* Task objective *
Please rewrite all the records below, substituting "Drawing dimensions" for every instance of "Patent image size" and keeping everything else unchanged. Omit the pictures from your answer.

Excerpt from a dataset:
'''
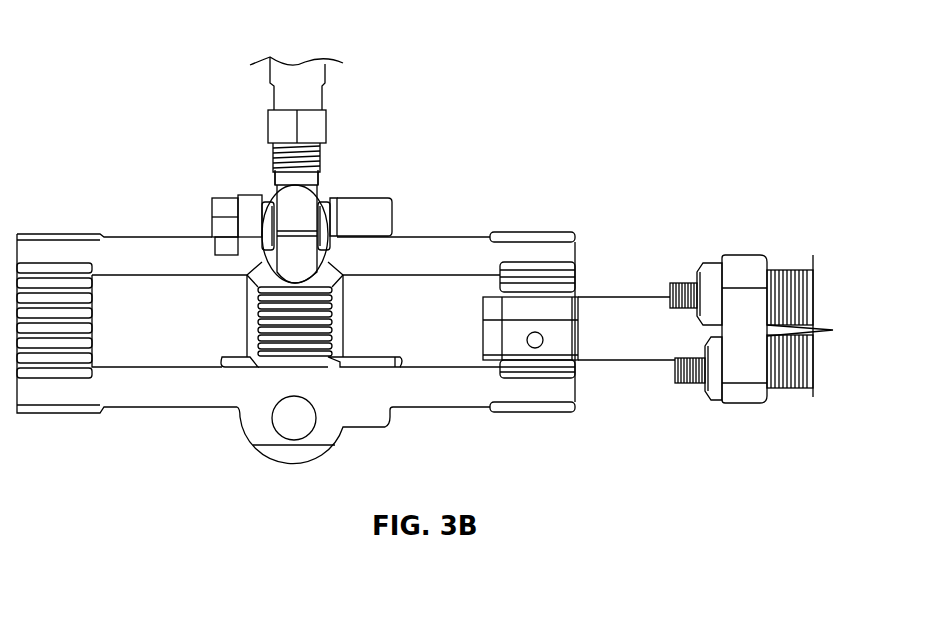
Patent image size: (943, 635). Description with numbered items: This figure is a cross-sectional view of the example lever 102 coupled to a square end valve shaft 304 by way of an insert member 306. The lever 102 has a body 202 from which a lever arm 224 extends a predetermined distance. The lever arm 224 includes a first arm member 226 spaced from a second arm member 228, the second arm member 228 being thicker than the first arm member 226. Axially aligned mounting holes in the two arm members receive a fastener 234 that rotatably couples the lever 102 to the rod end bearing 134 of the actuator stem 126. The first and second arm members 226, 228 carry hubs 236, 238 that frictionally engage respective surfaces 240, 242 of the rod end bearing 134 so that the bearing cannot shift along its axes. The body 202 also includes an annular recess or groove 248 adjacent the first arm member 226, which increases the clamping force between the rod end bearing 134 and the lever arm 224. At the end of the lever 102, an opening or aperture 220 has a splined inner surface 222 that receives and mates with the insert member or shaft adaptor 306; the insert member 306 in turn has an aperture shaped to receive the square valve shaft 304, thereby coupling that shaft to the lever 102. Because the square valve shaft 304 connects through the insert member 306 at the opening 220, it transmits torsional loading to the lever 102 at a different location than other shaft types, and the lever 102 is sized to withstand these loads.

The lever 102 is at (118, 92).
The actuator stem 126 is at (325, 96).
The rod end bearing 134 is at (333, 283).
The body 202 is at (430, 236).
The opening or aperture 220 is at (575, 367).
The inner surface 222 is at (498, 365).
The lever arm 224 is at (364, 176).
The first arm member 226 is at (243, 195).
The second arm member 228 is at (377, 198).
The fastener 234 is at (212, 205).
The hub 236 is at (262, 197).
The hub 238 is at (335, 197).
The surface 240 is at (250, 280).
The surface 242 is at (293, 263).
The annular recess or groove 248 is at (213, 242).
The square end valve shaft 304 is at (630, 360).
The insert member 306 is at (575, 288).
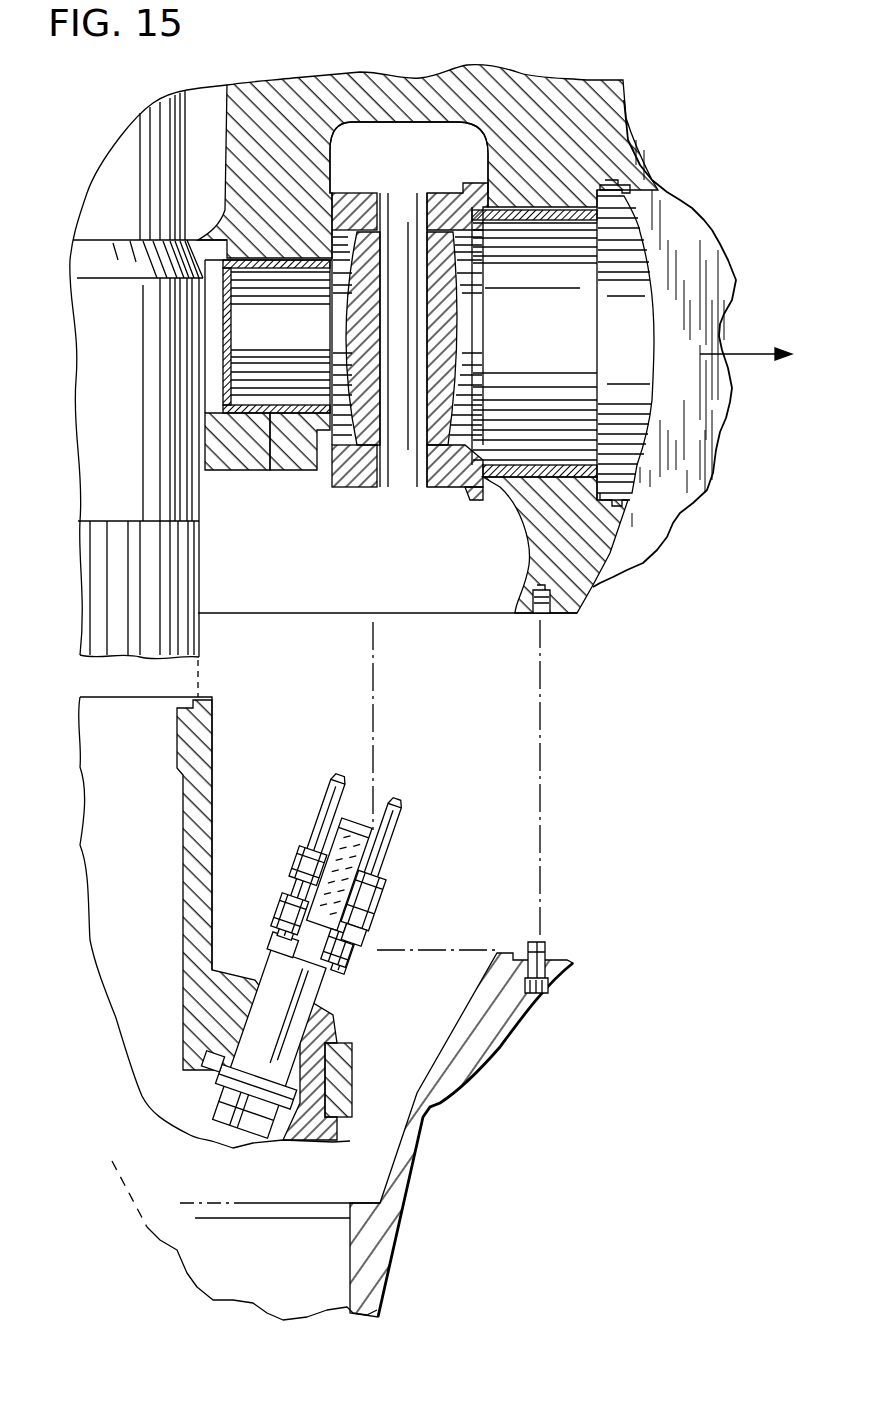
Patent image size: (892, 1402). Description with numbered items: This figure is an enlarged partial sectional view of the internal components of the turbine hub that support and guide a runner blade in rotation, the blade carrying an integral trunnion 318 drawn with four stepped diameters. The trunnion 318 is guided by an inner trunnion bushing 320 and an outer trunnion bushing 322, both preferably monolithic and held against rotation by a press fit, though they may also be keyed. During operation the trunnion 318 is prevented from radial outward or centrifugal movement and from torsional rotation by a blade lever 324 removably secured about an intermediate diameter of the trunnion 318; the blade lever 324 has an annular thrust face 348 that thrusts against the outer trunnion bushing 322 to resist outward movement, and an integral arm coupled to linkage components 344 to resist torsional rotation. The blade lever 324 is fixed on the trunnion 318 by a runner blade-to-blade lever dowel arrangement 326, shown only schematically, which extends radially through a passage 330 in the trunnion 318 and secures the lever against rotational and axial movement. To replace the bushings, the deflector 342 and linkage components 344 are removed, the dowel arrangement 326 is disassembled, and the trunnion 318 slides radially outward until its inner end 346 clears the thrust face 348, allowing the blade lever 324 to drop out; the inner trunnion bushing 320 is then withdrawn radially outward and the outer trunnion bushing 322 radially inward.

The trunnion 318 is at (264, 470).
The inner trunnion bushing 320 is at (297, 466).
The outer trunnion bushing 322 is at (527, 548).
The blade lever 324 is at (348, 487).
The runner blade-to-blade lever dowel arrangement 326 is at (408, 488).
The passage 330 is at (427, 233).
The deflector 342 is at (497, 1058).
The linkage components 344 is at (394, 884).
The inner end 346 is at (222, 343).
The annular thrust face 348 is at (482, 497).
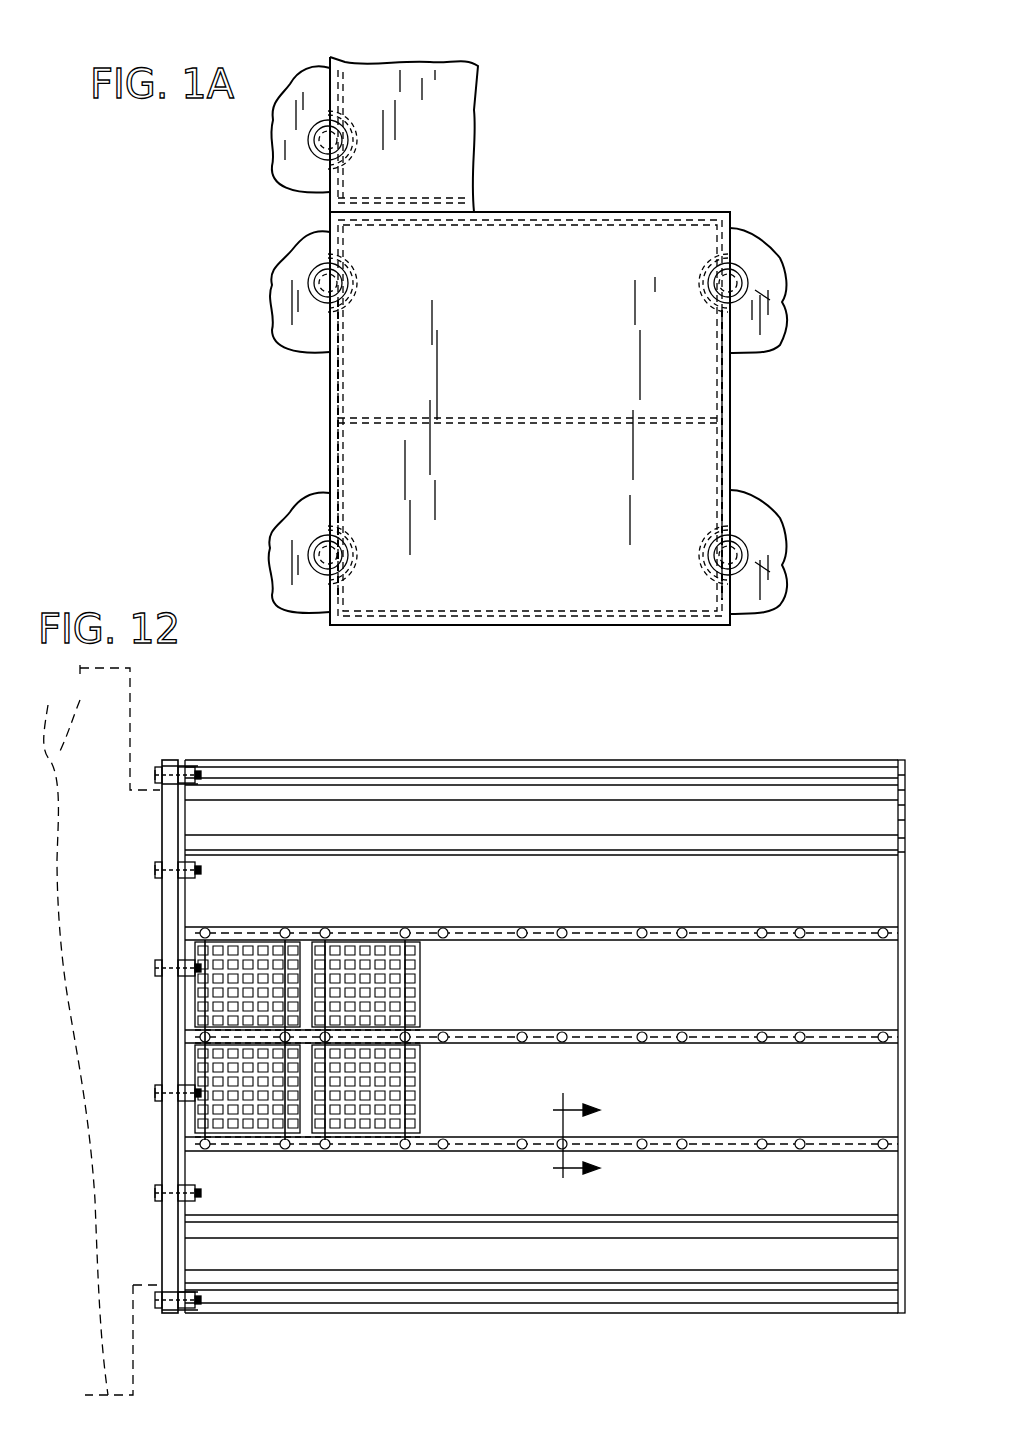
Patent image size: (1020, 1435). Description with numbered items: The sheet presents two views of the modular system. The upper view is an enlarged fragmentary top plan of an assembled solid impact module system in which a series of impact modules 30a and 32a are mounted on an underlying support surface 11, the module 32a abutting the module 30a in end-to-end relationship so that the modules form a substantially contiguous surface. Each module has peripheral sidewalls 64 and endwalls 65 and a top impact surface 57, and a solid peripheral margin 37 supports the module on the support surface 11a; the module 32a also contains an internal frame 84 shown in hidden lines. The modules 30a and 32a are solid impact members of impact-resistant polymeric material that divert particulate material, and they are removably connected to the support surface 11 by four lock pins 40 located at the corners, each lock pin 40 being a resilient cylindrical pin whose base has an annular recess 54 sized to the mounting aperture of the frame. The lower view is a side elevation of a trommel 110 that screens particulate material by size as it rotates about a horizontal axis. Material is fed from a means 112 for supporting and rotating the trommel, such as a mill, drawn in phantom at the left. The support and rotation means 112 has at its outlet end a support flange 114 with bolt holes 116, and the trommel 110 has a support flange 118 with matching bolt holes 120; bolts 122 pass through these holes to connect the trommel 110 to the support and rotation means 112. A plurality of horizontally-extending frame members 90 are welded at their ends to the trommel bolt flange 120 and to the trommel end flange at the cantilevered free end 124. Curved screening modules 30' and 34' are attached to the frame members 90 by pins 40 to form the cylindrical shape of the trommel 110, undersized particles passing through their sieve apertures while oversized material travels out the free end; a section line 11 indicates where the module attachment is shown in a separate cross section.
'''
* Task answer *
Drawing dimensions: (943, 635). Description with numbered items: This figure is a cross-sectional view of the example lever 102 coupled to a square end valve shaft 304 by way of an insert member 306. The lever 102 has a body 202 from which a lever arm 224 extends a predetermined distance. The lever arm 224 includes a first arm member 226 spaced from a second arm member 228, the second arm member 228 being thicker than the first arm member 226. Axially aligned mounting holes in the two arm members receive a fastener 234 that rotatably couples the lever 102 to the rod end bearing 134 of the actuator stem 126. The first and second arm members 226, 228 carry hubs 236, 238 that frictionally engage respective surfaces 240, 242 of the rod end bearing 134 so that the bearing cannot shift along its axes. The body 202 also includes an annular recess or groove 248 adjacent the first arm member 226, which increases the clamping force between the rod end bearing 134 and the lever arm 224. At the end of the lever 102, an opening or aperture 220 has a splined inner surface 222 that receives and mates with the insert member or shaft adaptor 306; the insert member 306 in turn has an aperture shaped to receive the square valve shaft 304, thereby coupling that shaft to the lever 102. Because the square valve shaft 304 connects through the insert member 306 at the opening 220, it transmits torsional loading to the lever 102 at a different location than other shaft types, and the lever 102 is sized to withstand these loads.

The lever 102 is at (118, 92).
The actuator stem 126 is at (325, 96).
The rod end bearing 134 is at (333, 283).
The body 202 is at (430, 236).
The opening or aperture 220 is at (575, 367).
The inner surface 222 is at (498, 365).
The lever arm 224 is at (364, 176).
The first arm member 226 is at (243, 195).
The second arm member 228 is at (377, 198).
The fastener 234 is at (212, 205).
The hub 236 is at (262, 197).
The hub 238 is at (335, 197).
The surface 240 is at (250, 280).
The surface 242 is at (293, 263).
The annular recess or groove 248 is at (213, 242).
The square end valve shaft 304 is at (630, 360).
The insert member 306 is at (575, 288).
Drawing dimensions: (892, 1402). Description with numbered items: This figure is an enlarged partial sectional view of the internal components of the turbine hub that support and guide a runner blade in rotation, the blade carrying an integral trunnion 318 drawn with four stepped diameters. The trunnion 318 is guided by an inner trunnion bushing 320 and an outer trunnion bushing 322, both preferably monolithic and held against rotation by a press fit, though they may also be keyed. During operation the trunnion 318 is prevented from radial outward or centrifugal movement and from torsional rotation by a blade lever 324 removably secured about an intermediate diameter of the trunnion 318; the blade lever 324 has an annular thrust face 348 that thrusts against the outer trunnion bushing 322 to resist outward movement, and an integral arm coupled to linkage components 344 to resist torsional rotation. The blade lever 324 is fixed on the trunnion 318 by a runner blade-to-blade lever dowel arrangement 326, shown only schematically, which extends radially through a passage 330 in the trunnion 318 and secures the lever against rotational and axial movement. To replace the bushings, the deflector 342 and linkage components 344 are removed, the dowel arrangement 326 is disassembled, and the trunnion 318 slides radially outward until its inner end 346 clears the thrust face 348, allowing the blade lever 324 to drop out; the inner trunnion bushing 320 is then withdrawn radially outward and the outer trunnion bushing 322 radially inward.

The trunnion 318 is at (264, 470).
The inner trunnion bushing 320 is at (297, 466).
The outer trunnion bushing 322 is at (527, 548).
The blade lever 324 is at (348, 487).
The runner blade-to-blade lever dowel arrangement 326 is at (408, 488).
The passage 330 is at (427, 233).
The deflector 342 is at (497, 1058).
The linkage components 344 is at (394, 884).
The inner end 346 is at (222, 343).
The annular thrust face 348 is at (482, 497).
Drawing dimensions: (1020, 1435). Description with numbered items: The sheet presents two views of the modular system. The upper view is an enlarged fragmentary top plan of an assembled solid impact module system in which a series of impact modules 30a and 32a are mounted on an underlying support surface 11, the module 32a abutting the module 30a in end-to-end relationship so that the modules form a substantially contiguous surface. Each module has peripheral sidewalls 64 and endwalls 65 and a top impact surface 57, and a solid peripheral margin 37 supports the module on the support surface 11a; the module 32a also contains an internal frame 84 shown in hidden lines. The modules 30a and 32a are solid impact members of impact-resistant polymeric material that divert particulate material, and they are removably connected to the support surface 11 by four lock pins 40 located at the corners, each lock pin 40 being a resilient cylindrical pin whose base has an annular recess 54 sized to the mounting aperture of the frame. The lower view is a side elevation of a trommel 110 that screens particulate material by size as it rotates about a horizontal axis. Material is fed from a means 112 for supporting and rotating the trommel, such as a mill, drawn in phantom at the left. The support and rotation means 112 has at its outlet end a support flange 114 with bolt holes 116, and the trommel 110 has a support flange 118 with matching bolt holes 120; bolts 122 pass through these holes to connect the trommel 110 to the support and rotation means 112. A plurality of horizontally-extending frame members 90 are welded at their ends to the trommel bolt flange 120 and to the trommel end flange at the cantilevered free end 124. Curved screening modules 30' and 34' are attached to the frame members 90 by pins 40 to form the cylindrical shape of the trommel 110, undersized particles passing through their sieve apertures while oversized material travels out the free end; a section line 11 indicates where the module attachment is shown in a separate cross section.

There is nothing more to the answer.